* [REQUIRED WORK]
Rewrite the records as a JSON list of strings, one string for each line and with blank lines left out.

** START OF TASK INPUT **

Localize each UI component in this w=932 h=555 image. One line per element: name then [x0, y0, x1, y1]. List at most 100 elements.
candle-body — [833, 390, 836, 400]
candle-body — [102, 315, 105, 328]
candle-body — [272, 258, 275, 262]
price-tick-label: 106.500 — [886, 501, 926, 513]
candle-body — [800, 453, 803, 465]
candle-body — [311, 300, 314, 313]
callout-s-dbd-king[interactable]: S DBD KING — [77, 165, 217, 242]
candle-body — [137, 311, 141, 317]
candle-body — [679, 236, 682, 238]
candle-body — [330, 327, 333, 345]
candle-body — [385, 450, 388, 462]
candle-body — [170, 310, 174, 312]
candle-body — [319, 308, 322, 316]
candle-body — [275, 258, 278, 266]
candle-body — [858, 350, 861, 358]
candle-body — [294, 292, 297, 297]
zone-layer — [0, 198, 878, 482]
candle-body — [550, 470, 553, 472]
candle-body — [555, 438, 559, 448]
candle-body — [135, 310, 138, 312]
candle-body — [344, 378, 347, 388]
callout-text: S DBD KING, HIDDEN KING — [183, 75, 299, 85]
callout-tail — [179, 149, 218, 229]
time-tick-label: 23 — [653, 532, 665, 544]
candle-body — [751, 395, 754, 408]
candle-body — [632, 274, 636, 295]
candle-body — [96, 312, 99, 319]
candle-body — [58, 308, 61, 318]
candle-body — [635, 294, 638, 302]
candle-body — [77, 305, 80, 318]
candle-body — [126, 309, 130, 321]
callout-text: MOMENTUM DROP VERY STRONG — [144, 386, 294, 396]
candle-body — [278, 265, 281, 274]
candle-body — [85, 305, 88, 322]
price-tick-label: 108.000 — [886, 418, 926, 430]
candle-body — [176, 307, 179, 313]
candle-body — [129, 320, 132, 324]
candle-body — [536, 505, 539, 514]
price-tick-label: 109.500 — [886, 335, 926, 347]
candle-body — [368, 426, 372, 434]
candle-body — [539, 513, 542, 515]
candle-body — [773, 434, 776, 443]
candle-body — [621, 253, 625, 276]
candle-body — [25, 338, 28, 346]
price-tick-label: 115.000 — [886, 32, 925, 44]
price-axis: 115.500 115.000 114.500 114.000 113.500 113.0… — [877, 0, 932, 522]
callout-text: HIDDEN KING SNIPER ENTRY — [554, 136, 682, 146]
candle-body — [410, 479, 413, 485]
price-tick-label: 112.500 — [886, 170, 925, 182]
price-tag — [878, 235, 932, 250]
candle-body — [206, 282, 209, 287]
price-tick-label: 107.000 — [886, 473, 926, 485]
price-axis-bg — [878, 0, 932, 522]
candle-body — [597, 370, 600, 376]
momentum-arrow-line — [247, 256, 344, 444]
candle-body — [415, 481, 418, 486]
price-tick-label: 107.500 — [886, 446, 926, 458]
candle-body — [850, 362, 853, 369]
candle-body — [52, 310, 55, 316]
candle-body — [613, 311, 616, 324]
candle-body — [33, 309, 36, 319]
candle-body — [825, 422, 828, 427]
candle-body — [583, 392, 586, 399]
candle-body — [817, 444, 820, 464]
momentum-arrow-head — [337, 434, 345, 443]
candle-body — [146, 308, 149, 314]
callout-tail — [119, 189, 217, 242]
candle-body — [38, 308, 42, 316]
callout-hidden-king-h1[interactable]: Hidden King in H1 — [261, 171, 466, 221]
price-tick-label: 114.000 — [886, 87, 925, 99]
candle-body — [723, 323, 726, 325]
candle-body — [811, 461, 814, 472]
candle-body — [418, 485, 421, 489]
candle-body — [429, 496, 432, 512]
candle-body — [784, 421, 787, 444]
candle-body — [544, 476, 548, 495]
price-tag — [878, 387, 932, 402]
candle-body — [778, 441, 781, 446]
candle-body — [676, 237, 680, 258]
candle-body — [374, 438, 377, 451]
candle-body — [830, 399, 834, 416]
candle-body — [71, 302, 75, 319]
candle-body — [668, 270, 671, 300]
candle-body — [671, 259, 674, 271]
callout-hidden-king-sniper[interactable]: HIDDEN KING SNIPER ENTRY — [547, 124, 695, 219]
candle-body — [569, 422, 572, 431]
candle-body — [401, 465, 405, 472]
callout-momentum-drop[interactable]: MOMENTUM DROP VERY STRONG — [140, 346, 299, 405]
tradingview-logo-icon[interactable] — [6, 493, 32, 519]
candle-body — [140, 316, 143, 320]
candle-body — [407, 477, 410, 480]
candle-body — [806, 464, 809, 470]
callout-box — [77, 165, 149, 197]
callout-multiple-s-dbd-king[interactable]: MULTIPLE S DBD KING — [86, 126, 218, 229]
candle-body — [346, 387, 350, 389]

** END OF TASK INPUT **

* [THE SOLUTION]
[
  "Localize each UI component in this w=932 h=555 image. One line per element: name then [x0, y0, x1, y1]. List at most 100 elements.",
  "candle-body — [833, 390, 836, 400]",
  "candle-body — [102, 315, 105, 328]",
  "candle-body — [272, 258, 275, 262]",
  "price-tick-label: 106.500 — [886, 501, 926, 513]",
  "candle-body — [800, 453, 803, 465]",
  "candle-body — [311, 300, 314, 313]",
  "callout-s-dbd-king[interactable]: S DBD KING — [77, 165, 217, 242]",
  "candle-body — [137, 311, 141, 317]",
  "candle-body — [679, 236, 682, 238]",
  "candle-body — [330, 327, 333, 345]",
  "candle-body — [385, 450, 388, 462]",
  "candle-body — [170, 310, 174, 312]",
  "candle-body — [319, 308, 322, 316]",
  "candle-body — [275, 258, 278, 266]",
  "candle-body — [858, 350, 861, 358]",
  "candle-body — [294, 292, 297, 297]",
  "zone-layer — [0, 198, 878, 482]",
  "candle-body — [550, 470, 553, 472]",
  "candle-body — [555, 438, 559, 448]",
  "candle-body — [135, 310, 138, 312]",
  "candle-body — [344, 378, 347, 388]",
  "callout-text: S DBD KING, HIDDEN KING — [183, 75, 299, 85]",
  "callout-tail — [179, 149, 218, 229]",
  "time-tick-label: 23 — [653, 532, 665, 544]",
  "candle-body — [751, 395, 754, 408]",
  "candle-body — [632, 274, 636, 295]",
  "candle-body — [96, 312, 99, 319]",
  "candle-body — [58, 308, 61, 318]",
  "candle-body — [635, 294, 638, 302]",
  "candle-body — [77, 305, 80, 318]",
  "candle-body — [126, 309, 130, 321]",
  "callout-text: MOMENTUM DROP VERY STRONG — [144, 386, 294, 396]",
  "candle-body — [278, 265, 281, 274]",
  "candle-body — [85, 305, 88, 322]",
  "price-tick-label: 108.000 — [886, 418, 926, 430]",
  "candle-body — [176, 307, 179, 313]",
  "candle-body — [129, 320, 132, 324]",
  "candle-body — [536, 505, 539, 514]",
  "price-tick-label: 109.500 — [886, 335, 926, 347]",
  "candle-body — [368, 426, 372, 434]",
  "candle-body — [539, 513, 542, 515]",
  "candle-body — [773, 434, 776, 443]",
  "candle-body — [621, 253, 625, 276]",
  "candle-body — [25, 338, 28, 346]",
  "price-tick-label: 115.000 — [886, 32, 925, 44]",
  "price-axis: 115.500 115.000 114.500 114.000 113.500 113.0… — [877, 0, 932, 522]",
  "callout-text: HIDDEN KING SNIPER ENTRY — [554, 136, 682, 146]",
  "candle-body — [410, 479, 413, 485]",
  "price-tick-label: 112.500 — [886, 170, 925, 182]",
  "price-tag — [878, 235, 932, 250]",
  "candle-body — [206, 282, 209, 287]",
  "price-tick-label: 107.000 — [886, 473, 926, 485]",
  "price-axis-bg — [878, 0, 932, 522]",
  "candle-body — [597, 370, 600, 376]",
  "momentum-arrow-line — [247, 256, 344, 444]",
  "candle-body — [415, 481, 418, 486]",
  "price-tick-label: 107.500 — [886, 446, 926, 458]",
  "candle-body — [850, 362, 853, 369]",
  "candle-body — [52, 310, 55, 316]",
  "candle-body — [613, 311, 616, 324]",
  "candle-body — [33, 309, 36, 319]",
  "candle-body — [825, 422, 828, 427]",
  "candle-body — [583, 392, 586, 399]",
  "candle-body — [817, 444, 820, 464]",
  "momentum-arrow-head — [337, 434, 345, 443]",
  "candle-body — [146, 308, 149, 314]",
  "callout-tail — [119, 189, 217, 242]",
  "candle-body — [38, 308, 42, 316]",
  "callout-hidden-king-h1[interactable]: Hidden King in H1 — [261, 171, 466, 221]",
  "price-tick-label: 114.000 — [886, 87, 925, 99]",
  "candle-body — [723, 323, 726, 325]",
  "candle-body — [811, 461, 814, 472]",
  "candle-body — [418, 485, 421, 489]",
  "candle-body — [429, 496, 432, 512]",
  "candle-body — [784, 421, 787, 444]",
  "candle-body — [544, 476, 548, 495]",
  "price-tag — [878, 387, 932, 402]",
  "candle-body — [778, 441, 781, 446]",
  "candle-body — [676, 237, 680, 258]",
  "candle-body — [374, 438, 377, 451]",
  "candle-body — [830, 399, 834, 416]",
  "candle-body — [71, 302, 75, 319]",
  "candle-body — [668, 270, 671, 300]",
  "candle-body — [671, 259, 674, 271]",
  "callout-hidden-king-sniper[interactable]: HIDDEN KING SNIPER ENTRY — [547, 124, 695, 219]",
  "candle-body — [569, 422, 572, 431]",
  "candle-body — [401, 465, 405, 472]",
  "callout-momentum-drop[interactable]: MOMENTUM DROP VERY STRONG — [140, 346, 299, 405]",
  "tradingview-logo-icon[interactable] — [6, 493, 32, 519]",
  "candle-body — [140, 316, 143, 320]",
  "candle-body — [407, 477, 410, 480]",
  "candle-body — [806, 464, 809, 470]",
  "callout-box — [77, 165, 149, 197]",
  "callout-multiple-s-dbd-king[interactable]: MULTIPLE S DBD KING — [86, 126, 218, 229]",
  "candle-body — [346, 387, 350, 389]"
]